▶ WHAT TO DO
Check each line of the material below for "Registry". Report how many have it, with no other words.

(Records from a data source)
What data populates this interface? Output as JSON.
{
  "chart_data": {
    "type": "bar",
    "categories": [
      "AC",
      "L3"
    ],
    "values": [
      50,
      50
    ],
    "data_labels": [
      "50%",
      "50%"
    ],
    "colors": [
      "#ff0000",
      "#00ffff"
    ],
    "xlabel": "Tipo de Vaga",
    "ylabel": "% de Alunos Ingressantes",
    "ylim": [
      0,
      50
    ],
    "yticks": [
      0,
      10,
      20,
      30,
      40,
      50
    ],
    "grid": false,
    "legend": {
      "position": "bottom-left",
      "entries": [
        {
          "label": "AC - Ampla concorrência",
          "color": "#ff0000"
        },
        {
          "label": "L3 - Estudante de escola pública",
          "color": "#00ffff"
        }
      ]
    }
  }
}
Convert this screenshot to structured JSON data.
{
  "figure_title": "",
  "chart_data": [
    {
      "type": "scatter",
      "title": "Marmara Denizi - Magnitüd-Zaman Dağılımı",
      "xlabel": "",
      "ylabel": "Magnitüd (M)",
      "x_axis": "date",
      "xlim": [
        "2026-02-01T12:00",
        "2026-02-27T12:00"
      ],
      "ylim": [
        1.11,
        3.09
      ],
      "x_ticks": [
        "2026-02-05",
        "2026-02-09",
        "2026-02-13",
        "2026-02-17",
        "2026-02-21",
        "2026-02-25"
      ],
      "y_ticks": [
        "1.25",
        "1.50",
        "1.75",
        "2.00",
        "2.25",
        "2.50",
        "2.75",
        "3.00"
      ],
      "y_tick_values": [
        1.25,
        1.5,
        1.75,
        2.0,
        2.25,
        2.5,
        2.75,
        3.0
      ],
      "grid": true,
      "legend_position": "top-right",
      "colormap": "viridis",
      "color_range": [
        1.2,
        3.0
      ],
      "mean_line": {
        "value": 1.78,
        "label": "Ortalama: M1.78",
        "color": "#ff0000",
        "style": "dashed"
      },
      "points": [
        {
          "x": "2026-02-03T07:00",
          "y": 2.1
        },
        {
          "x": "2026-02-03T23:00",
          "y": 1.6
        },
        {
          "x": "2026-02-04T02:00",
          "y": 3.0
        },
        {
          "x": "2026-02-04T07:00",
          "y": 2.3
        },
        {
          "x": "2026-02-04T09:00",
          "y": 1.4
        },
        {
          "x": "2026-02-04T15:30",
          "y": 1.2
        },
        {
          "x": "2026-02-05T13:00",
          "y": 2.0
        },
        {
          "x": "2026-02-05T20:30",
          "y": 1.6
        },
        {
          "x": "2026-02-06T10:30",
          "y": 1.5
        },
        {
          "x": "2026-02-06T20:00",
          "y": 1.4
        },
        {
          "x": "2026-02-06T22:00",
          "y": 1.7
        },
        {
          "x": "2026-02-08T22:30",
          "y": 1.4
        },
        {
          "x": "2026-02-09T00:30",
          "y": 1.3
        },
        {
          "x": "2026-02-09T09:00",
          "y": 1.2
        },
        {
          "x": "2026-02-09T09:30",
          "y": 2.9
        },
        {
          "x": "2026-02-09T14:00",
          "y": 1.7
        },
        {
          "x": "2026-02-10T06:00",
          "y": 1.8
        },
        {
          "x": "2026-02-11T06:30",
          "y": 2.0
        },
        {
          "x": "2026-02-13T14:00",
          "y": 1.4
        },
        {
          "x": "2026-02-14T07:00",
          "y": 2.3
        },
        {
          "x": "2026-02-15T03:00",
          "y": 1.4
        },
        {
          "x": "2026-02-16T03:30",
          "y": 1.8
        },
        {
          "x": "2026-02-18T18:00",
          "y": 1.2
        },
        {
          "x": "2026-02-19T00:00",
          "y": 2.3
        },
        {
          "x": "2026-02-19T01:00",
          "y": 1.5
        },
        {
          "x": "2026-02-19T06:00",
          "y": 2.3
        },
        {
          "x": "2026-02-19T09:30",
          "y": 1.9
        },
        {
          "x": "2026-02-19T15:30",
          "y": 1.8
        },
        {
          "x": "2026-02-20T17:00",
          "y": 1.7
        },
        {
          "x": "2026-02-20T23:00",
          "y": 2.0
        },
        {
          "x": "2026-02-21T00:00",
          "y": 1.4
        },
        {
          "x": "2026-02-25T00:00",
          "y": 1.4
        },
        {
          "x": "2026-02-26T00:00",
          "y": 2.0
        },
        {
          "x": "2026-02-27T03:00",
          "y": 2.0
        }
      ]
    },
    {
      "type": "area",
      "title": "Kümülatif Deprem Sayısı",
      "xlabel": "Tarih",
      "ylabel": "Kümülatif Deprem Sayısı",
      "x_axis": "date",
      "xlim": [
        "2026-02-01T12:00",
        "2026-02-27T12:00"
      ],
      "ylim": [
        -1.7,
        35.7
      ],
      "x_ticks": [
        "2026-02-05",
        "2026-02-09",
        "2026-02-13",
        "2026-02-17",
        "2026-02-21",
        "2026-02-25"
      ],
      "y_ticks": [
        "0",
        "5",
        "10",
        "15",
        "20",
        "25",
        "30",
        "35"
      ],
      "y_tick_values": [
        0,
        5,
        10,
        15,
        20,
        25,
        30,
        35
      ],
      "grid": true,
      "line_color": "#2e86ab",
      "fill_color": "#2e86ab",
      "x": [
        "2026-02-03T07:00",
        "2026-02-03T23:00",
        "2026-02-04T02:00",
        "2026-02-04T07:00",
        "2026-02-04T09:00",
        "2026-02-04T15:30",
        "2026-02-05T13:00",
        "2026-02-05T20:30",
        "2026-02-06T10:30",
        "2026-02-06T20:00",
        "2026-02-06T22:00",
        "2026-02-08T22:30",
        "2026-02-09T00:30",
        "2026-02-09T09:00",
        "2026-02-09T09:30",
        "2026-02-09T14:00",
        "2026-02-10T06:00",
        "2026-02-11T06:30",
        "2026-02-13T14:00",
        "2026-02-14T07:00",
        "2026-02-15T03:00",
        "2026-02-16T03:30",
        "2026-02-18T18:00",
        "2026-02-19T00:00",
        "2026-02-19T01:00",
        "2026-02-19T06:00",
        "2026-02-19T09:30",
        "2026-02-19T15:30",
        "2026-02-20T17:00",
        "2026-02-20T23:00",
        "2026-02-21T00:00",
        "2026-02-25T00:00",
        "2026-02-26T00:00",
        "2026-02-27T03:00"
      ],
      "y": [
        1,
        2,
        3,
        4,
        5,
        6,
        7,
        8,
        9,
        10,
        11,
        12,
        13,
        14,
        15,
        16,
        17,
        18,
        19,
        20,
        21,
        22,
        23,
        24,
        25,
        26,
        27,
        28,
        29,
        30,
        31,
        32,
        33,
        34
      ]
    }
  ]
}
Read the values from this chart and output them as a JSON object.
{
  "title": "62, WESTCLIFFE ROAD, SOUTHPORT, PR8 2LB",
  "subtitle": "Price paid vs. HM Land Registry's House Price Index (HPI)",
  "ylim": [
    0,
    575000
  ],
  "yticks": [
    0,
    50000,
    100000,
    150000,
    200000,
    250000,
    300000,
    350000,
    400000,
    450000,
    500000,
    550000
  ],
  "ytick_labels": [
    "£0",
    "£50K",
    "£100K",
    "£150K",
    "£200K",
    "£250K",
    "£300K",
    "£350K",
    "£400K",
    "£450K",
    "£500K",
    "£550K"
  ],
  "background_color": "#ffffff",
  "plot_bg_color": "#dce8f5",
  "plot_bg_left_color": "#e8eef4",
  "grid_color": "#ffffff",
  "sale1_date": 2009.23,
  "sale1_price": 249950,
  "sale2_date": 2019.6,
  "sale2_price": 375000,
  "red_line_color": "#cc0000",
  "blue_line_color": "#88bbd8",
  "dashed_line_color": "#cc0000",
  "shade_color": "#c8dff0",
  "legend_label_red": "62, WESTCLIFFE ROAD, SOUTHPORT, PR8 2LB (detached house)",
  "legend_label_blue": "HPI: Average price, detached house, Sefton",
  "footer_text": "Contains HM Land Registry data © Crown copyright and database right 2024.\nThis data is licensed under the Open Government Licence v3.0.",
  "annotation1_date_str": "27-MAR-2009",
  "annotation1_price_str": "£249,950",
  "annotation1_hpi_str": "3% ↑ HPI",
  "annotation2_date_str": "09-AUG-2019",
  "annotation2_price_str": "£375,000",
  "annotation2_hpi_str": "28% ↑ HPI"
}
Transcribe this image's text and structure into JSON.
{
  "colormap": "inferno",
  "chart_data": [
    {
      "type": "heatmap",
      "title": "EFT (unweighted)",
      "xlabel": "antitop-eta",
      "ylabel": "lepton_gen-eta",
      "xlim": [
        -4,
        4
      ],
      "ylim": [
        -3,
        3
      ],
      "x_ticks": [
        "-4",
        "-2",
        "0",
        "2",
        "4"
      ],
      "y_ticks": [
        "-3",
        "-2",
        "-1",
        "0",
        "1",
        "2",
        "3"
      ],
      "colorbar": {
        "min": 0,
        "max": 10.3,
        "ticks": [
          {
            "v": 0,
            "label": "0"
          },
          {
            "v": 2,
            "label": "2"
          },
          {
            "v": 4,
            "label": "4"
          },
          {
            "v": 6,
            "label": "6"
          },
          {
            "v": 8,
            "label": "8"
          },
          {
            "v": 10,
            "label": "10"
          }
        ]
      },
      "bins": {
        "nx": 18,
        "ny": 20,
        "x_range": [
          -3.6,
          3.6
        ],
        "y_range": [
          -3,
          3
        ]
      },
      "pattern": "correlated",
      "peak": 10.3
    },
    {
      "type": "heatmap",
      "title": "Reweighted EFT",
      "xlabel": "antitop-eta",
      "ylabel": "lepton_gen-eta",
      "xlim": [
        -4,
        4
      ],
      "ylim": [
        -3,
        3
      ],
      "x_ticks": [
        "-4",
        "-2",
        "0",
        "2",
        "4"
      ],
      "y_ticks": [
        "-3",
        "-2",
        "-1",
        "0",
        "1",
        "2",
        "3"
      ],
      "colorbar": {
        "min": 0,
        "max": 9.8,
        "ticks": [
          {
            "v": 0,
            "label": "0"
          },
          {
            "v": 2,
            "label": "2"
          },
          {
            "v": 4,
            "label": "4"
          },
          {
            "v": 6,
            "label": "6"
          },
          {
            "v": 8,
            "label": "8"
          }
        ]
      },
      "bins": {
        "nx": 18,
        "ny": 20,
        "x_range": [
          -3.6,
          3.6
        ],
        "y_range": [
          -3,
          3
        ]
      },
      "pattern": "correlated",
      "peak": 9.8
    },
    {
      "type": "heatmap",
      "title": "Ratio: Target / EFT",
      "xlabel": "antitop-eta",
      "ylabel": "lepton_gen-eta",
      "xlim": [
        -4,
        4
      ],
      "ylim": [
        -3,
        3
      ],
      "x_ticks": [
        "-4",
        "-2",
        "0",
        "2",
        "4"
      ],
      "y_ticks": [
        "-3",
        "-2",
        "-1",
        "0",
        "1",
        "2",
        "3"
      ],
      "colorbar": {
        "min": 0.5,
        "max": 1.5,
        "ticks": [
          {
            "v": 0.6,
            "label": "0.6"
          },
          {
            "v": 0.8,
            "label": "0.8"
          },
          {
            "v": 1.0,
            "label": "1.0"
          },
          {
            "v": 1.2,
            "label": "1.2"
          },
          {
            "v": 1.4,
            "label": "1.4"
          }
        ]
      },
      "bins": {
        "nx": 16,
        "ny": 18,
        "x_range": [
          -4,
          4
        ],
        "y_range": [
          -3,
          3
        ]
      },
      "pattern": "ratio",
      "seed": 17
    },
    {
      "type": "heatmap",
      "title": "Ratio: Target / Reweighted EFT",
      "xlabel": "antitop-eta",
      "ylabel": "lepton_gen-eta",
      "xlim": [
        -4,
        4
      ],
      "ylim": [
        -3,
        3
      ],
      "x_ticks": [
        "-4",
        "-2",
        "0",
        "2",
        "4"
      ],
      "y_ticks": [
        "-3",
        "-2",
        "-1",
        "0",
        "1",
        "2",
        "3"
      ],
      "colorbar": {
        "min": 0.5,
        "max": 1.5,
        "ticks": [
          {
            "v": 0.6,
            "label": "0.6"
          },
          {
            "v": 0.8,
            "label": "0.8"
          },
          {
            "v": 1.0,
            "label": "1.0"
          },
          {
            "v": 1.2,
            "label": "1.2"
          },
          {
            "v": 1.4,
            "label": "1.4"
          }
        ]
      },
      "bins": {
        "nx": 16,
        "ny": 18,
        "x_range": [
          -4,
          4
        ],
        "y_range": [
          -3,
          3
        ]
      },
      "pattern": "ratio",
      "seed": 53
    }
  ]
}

▶ THE SOLUTION
2